━━━ DATA FOR THIS EXERCISE
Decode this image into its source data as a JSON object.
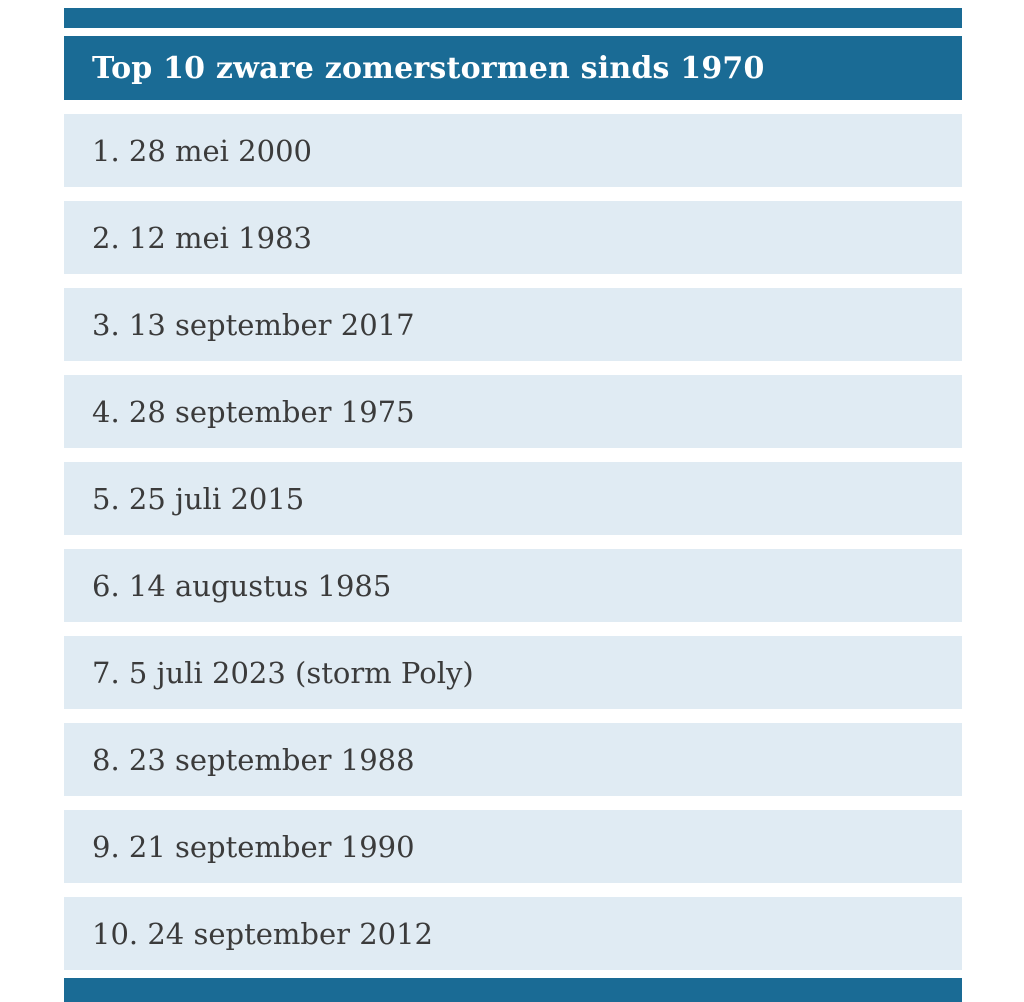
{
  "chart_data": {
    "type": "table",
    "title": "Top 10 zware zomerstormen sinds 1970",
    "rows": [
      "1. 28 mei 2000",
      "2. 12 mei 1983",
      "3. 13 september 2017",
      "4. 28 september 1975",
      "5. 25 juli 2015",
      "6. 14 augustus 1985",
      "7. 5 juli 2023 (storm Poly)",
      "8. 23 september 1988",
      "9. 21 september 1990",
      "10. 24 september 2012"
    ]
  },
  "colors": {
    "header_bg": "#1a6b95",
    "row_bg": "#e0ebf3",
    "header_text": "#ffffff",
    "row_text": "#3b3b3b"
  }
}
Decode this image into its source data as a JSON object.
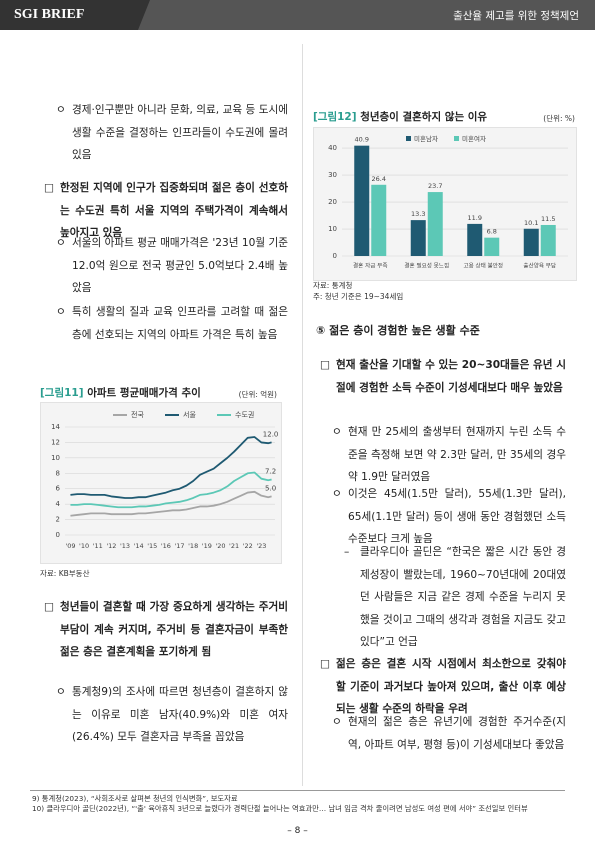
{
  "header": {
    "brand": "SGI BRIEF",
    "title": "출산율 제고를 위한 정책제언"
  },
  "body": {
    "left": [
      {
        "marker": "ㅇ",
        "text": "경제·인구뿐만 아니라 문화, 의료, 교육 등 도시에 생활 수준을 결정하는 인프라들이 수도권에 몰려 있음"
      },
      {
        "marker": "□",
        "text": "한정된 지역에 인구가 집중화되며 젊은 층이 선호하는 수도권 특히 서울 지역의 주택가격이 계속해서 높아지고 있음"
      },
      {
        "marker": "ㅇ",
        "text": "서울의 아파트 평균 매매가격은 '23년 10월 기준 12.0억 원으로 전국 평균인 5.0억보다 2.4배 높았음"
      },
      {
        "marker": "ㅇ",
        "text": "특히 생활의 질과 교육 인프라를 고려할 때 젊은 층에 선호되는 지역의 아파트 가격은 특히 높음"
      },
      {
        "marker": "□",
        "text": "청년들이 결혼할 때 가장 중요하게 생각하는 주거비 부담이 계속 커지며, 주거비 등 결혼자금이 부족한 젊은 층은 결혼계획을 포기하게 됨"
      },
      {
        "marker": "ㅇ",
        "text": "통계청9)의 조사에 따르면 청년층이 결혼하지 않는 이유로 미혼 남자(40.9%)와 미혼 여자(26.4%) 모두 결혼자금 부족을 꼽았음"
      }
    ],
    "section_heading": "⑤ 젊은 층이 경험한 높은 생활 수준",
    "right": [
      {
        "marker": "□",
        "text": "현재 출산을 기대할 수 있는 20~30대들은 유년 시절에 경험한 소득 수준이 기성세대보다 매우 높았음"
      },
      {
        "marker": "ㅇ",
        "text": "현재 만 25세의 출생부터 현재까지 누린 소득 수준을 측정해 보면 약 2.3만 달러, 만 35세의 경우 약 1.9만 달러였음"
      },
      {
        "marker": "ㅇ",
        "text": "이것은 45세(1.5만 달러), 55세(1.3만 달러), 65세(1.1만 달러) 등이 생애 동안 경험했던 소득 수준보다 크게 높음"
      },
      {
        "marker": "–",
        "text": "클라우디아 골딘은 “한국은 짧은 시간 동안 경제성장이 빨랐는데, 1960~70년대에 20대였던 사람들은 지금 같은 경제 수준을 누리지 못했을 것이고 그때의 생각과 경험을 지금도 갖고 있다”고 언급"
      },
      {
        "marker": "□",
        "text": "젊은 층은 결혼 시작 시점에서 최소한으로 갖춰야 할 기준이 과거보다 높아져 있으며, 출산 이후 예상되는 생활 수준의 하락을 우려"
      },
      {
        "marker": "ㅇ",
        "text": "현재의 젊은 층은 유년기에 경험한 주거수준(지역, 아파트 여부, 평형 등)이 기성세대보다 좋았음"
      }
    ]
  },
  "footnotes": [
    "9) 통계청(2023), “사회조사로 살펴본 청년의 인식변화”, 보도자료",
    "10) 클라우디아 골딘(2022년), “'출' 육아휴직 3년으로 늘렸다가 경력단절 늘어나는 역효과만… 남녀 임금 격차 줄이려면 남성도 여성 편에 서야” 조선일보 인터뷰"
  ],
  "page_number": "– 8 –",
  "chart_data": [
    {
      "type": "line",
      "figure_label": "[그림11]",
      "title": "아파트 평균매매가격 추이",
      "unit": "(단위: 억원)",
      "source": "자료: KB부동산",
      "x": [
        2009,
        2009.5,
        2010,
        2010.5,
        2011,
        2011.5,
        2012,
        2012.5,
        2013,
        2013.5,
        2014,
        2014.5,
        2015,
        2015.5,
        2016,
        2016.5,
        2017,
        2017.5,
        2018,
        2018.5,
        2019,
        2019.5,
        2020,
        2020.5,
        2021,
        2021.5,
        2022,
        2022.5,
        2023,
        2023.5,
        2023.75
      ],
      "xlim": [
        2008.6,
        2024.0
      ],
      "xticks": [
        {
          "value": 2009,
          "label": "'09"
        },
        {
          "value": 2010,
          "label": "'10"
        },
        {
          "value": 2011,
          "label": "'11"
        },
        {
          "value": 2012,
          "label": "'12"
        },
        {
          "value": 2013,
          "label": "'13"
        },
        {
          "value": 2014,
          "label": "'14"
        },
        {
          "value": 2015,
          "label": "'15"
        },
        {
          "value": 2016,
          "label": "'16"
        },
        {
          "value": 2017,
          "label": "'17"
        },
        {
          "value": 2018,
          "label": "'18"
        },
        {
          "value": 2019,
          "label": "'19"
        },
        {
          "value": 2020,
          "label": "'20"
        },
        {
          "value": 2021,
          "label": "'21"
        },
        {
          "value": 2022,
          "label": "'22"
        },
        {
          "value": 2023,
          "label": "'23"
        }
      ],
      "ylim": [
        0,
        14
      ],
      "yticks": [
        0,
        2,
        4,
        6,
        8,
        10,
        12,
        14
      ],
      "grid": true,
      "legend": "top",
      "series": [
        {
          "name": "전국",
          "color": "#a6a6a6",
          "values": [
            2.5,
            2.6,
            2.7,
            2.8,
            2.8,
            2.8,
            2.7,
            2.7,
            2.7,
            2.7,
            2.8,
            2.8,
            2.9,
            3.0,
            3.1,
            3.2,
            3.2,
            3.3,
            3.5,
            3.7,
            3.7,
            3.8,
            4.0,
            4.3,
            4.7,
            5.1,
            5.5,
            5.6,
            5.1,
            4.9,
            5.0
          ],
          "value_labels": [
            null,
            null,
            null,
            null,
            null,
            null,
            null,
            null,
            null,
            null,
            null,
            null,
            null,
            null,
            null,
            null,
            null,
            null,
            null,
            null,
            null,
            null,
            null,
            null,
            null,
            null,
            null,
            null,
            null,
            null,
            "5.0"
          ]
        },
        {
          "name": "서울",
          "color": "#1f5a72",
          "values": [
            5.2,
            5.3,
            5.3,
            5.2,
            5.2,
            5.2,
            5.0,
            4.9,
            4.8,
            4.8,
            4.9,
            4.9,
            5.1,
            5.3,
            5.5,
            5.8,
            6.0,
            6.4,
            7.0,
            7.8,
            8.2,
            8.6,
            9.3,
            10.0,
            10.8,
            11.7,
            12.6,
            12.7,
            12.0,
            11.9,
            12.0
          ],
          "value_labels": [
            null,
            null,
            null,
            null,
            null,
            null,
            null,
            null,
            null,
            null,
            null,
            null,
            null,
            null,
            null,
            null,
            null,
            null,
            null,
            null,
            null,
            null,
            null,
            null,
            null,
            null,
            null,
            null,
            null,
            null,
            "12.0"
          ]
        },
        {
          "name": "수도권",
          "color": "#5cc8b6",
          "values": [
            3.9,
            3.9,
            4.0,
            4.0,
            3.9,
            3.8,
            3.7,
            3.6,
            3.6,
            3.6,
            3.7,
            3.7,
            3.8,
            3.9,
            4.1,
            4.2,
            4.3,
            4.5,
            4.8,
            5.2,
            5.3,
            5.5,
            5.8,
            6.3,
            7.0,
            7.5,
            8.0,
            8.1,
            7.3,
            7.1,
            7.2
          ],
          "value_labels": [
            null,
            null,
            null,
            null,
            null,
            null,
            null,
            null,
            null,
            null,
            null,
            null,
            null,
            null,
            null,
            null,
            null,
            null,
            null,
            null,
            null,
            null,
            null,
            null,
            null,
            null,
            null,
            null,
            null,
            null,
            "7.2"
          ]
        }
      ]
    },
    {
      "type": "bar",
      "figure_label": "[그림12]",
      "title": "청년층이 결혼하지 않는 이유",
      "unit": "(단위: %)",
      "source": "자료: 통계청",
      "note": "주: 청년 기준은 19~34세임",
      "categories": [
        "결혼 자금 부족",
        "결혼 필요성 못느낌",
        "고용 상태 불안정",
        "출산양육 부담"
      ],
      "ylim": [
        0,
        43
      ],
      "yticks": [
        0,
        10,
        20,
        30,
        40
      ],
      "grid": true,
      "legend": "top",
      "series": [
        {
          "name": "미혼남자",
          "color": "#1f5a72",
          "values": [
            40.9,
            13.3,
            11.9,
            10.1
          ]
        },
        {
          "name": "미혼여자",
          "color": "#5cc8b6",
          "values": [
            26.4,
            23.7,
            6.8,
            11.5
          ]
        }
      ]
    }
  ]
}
━━━━━━
GOAL: Pick out every line above that holds the word "name" and copy it.

TASK SOLUTION:
          "name": "전국",
          "name": "서울",
          "name": "수도권",
          "name": "미혼남자",
          "name": "미혼여자",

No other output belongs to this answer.